╭──

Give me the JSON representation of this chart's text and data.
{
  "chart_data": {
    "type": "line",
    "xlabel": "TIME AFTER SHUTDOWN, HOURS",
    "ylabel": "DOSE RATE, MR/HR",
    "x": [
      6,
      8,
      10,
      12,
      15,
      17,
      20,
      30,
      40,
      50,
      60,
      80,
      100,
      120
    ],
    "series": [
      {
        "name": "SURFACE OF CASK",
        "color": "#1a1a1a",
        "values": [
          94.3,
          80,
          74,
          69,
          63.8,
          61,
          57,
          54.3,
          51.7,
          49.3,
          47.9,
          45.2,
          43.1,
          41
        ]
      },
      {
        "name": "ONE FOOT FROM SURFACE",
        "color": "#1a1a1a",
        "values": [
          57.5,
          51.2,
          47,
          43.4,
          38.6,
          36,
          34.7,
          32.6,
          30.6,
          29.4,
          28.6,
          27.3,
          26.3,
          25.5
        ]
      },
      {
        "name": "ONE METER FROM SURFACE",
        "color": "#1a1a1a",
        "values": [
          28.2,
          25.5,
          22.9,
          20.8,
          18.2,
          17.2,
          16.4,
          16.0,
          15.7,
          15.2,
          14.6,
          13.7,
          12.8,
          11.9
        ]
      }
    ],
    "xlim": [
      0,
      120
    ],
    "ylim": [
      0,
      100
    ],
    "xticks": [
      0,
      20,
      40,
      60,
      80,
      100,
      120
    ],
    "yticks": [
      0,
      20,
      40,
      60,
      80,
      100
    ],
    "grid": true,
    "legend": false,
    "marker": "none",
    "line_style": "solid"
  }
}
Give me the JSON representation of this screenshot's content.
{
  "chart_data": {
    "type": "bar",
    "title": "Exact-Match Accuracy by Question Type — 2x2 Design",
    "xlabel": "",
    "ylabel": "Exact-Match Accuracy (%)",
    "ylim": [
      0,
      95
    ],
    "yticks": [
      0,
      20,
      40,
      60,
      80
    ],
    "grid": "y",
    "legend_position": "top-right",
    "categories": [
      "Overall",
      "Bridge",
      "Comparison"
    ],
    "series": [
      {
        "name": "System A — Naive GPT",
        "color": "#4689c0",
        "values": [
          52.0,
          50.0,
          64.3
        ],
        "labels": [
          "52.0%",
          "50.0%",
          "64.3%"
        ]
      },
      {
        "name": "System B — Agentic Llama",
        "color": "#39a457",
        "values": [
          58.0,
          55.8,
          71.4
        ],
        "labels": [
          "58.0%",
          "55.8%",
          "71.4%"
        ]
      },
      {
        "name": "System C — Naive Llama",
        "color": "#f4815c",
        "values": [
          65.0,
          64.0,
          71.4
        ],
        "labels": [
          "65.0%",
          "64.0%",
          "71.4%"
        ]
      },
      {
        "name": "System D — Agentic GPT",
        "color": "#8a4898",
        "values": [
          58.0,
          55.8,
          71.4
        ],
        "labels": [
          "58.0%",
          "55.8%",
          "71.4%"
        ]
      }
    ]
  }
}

╰──

Given exercise: Give the number of lines in the entries above that include the string "Accuracy". No other output is expected.

Answer to the exercise: 2